Punctelia subrudecta is predominantly corticolous, forming tightly attached rosettes on the bark of trees in temperate and Mediterranean woodlands; specimens examined from the Iberian Peninsula were taken almost exclusively from trunks and branches, with only occasional collections on siliceous rock faces that mimic bark microclimates. Populations recorded in Atlantic oak forests and in the drier, eastern Mediterranean mountains show that the species tolerates a broad moisture gradient, provided atmospheric pollution remains low. Thalli from heavily trafficked coastal sites in eastern Spain show pink central necrosis and marginal bleaching, symptoms the authors link to chronic oxidant and nitrogen pollution. Polish herbarium data show the species colonises a wide range of phorophytes, most frequently oak (Quercus, 26 % of records) but also alder (Alnus, 13 %), European ash (Fraxinus excelsior, 11 %), small-leaved linden (Tilia cordata, 11 %), willow (Salix, 10 %) and a suite of other broad-leaved hosts; rare saxicolous thalli have even been found on wood and concrete.

◆ DIRECTIONS:
• A. Name every host tree that the passage on Punctelia subrudecta gives a percentage for in the Polish herbarium data.
• B. For each statement, say whether the passage on Punctelia subrudecta agrees with it, and quote the words that decide it: (i) The Iberian specimens were collected mainly from trunks and branches. (ii) In the Polish records, alder is a more frequent host than willow. (iii) The species grows only where moisture stays within a narrow range.
• C. Carry the passage on Punctelia subrudecta further, starting after its last sentence.

◆ STORED DATA:

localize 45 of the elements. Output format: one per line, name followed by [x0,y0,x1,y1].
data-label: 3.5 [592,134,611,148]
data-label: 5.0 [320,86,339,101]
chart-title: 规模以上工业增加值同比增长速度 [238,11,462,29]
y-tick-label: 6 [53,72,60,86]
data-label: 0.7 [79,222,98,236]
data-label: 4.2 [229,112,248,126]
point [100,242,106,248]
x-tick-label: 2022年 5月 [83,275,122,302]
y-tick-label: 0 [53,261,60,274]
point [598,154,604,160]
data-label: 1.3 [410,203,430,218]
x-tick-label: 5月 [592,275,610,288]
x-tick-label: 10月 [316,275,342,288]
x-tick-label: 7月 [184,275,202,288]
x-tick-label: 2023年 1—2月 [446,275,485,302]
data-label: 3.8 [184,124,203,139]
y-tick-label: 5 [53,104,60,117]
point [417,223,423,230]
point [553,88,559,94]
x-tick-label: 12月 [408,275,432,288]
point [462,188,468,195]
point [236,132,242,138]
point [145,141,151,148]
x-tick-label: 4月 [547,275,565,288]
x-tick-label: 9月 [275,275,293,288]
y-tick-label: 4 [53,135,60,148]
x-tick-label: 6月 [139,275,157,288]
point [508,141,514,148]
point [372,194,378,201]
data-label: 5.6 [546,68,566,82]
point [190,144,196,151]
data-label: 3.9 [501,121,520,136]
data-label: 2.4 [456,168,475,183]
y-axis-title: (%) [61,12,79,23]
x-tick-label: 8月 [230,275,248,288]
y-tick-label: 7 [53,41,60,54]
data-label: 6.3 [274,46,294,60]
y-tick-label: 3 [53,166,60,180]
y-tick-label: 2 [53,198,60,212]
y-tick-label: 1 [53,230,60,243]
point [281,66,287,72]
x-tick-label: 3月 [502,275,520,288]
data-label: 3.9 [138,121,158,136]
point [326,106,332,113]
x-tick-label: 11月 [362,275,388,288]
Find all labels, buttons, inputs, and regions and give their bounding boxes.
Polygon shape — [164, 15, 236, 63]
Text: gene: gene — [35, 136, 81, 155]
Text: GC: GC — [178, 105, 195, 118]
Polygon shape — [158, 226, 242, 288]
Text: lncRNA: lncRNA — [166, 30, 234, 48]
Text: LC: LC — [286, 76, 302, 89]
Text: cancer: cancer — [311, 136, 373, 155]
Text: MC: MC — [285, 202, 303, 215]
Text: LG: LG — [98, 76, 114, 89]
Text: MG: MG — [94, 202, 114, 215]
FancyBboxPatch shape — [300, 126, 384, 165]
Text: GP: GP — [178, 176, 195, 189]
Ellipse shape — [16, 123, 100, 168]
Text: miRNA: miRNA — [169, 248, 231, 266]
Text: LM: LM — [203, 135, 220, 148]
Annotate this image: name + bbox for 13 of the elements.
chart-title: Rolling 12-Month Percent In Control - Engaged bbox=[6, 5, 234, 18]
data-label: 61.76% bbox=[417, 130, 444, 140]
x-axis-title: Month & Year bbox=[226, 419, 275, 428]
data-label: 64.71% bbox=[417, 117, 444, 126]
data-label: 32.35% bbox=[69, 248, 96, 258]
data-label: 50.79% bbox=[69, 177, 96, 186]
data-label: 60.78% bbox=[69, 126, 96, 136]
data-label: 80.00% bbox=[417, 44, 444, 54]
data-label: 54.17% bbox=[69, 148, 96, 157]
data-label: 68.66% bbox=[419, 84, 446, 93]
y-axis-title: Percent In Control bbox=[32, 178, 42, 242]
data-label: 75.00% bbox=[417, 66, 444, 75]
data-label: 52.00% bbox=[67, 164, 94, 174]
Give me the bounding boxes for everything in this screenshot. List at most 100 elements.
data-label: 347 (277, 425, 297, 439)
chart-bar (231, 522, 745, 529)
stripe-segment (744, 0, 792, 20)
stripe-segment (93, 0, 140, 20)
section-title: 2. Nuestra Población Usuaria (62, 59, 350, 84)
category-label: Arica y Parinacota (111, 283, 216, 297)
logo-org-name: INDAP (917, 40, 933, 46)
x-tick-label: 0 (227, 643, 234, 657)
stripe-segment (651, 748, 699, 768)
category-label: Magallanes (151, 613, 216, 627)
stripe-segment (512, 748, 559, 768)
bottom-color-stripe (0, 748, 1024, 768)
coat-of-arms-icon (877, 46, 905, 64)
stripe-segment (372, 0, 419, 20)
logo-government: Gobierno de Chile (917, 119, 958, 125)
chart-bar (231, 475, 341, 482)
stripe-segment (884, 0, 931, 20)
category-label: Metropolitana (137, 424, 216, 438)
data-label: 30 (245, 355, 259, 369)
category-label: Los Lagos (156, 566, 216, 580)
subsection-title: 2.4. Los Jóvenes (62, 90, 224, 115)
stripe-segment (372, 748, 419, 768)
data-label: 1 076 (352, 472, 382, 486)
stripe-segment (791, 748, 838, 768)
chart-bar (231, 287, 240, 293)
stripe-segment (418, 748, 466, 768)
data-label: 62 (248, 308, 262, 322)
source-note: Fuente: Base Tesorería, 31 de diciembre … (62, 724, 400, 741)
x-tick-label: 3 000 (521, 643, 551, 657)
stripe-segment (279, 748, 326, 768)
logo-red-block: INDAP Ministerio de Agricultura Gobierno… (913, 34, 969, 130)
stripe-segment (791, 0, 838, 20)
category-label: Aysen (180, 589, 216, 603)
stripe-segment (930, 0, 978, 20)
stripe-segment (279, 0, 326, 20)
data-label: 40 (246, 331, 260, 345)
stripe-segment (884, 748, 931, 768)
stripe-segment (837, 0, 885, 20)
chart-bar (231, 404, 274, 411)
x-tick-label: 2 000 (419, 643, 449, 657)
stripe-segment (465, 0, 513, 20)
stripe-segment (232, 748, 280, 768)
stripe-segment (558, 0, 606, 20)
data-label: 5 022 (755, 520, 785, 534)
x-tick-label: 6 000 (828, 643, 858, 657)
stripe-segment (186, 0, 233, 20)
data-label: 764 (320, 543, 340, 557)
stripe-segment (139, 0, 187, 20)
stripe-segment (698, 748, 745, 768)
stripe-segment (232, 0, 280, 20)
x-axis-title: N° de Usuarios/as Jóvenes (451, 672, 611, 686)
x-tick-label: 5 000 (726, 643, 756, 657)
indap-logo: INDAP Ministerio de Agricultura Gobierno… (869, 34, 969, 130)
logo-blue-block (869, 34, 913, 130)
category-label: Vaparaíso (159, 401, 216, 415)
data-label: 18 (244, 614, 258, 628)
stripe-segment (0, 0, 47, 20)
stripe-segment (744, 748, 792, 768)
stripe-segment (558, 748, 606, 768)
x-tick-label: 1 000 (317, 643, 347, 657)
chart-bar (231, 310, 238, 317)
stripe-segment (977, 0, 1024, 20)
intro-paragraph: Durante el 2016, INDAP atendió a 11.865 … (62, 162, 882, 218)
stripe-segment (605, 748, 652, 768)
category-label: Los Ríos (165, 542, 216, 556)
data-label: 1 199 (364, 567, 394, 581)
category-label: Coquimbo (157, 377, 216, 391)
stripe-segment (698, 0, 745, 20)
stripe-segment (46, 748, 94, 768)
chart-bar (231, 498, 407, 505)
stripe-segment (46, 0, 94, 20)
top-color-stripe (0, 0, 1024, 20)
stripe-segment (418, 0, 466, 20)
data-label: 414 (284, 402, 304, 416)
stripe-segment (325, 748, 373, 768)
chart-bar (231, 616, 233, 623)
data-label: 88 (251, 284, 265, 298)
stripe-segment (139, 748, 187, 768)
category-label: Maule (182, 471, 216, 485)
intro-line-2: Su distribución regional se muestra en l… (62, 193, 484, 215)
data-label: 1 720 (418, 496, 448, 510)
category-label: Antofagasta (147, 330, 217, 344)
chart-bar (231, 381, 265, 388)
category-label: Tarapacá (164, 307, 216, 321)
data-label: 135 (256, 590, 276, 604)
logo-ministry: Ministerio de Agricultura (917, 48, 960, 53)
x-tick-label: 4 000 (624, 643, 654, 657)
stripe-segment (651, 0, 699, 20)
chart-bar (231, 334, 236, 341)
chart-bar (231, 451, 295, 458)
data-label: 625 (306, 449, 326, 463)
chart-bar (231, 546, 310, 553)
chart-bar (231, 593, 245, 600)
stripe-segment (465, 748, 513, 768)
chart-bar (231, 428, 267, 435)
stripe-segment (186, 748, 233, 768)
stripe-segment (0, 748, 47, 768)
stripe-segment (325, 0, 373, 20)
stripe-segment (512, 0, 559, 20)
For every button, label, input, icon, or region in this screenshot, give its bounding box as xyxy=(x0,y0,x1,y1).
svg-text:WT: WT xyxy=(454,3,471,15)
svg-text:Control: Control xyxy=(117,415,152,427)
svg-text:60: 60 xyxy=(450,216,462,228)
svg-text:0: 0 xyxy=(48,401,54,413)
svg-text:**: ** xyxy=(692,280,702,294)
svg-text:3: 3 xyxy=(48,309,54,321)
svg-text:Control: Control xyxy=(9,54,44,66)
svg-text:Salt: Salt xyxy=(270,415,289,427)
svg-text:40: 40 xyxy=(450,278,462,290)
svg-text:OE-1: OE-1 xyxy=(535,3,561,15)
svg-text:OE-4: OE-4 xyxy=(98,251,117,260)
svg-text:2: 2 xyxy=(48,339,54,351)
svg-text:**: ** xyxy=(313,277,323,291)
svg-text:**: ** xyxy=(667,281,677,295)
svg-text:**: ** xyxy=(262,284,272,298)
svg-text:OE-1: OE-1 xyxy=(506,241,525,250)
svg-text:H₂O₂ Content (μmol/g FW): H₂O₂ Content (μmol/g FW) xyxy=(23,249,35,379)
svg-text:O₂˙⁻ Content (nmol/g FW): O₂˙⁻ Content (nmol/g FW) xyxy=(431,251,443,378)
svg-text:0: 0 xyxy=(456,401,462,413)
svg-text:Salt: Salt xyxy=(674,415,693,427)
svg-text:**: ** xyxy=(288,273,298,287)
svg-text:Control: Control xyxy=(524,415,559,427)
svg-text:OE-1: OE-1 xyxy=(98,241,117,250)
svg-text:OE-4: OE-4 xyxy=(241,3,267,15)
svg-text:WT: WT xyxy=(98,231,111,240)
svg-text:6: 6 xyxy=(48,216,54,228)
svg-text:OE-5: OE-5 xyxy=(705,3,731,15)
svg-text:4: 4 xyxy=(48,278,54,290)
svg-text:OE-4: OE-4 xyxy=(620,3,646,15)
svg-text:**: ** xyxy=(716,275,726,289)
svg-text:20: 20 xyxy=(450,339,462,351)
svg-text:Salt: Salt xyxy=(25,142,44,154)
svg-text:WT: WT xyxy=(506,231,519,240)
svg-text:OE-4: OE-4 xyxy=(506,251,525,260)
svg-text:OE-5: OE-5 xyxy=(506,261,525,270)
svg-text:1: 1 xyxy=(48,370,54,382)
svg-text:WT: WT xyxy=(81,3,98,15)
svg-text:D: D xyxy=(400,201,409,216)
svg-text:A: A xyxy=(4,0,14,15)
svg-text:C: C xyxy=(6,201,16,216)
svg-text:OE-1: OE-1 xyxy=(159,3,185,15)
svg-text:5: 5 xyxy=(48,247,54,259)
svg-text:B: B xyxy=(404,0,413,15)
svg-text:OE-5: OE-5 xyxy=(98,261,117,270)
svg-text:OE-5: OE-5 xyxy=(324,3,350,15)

◆ RESULTS OF THE EXERCISE:
• A. Oak (Quercus), alder (Alnus), European ash (Fraxinus excelsior), small-leaved linden (Tilia cordata), willow (Salix)

• B. (i) Yes: "taken almost exclusively from trunks and branches". (ii) Yes: "alder (Alnus, 13 %)" and "willow (Salix, 10 %)". (iii) No: "the species tolerates a broad moisture gradient".

• C.
Sequence-verified collections confirm an essentially Old-World range stretching from Fennoscandia south to the Mediterranean, eastwards into Kenya and at least parts of China and Australasia; records from the Americas are now considered misidentifications. Within Europe the species is widespread, having been documented in at least thirty countries, but it shows marked regional bias: in Poland, for example, it is largely confined to the Carpathian and Sudeten foothills and is scarce in the north and west. Because of continuing declines linked to air pollution and roadside tree removal, P. subrudecta is listed as vulnerable on the Polish Red List and enjoys full legal protection there. National assessments echo a broader European trend: the lichen is now legally protected in Poland and Norway and is flagged as expanding northwards in areas where sulphur dioxide levels have fallen, yet remains threatened where mature roadside trees are felled for road modernisation.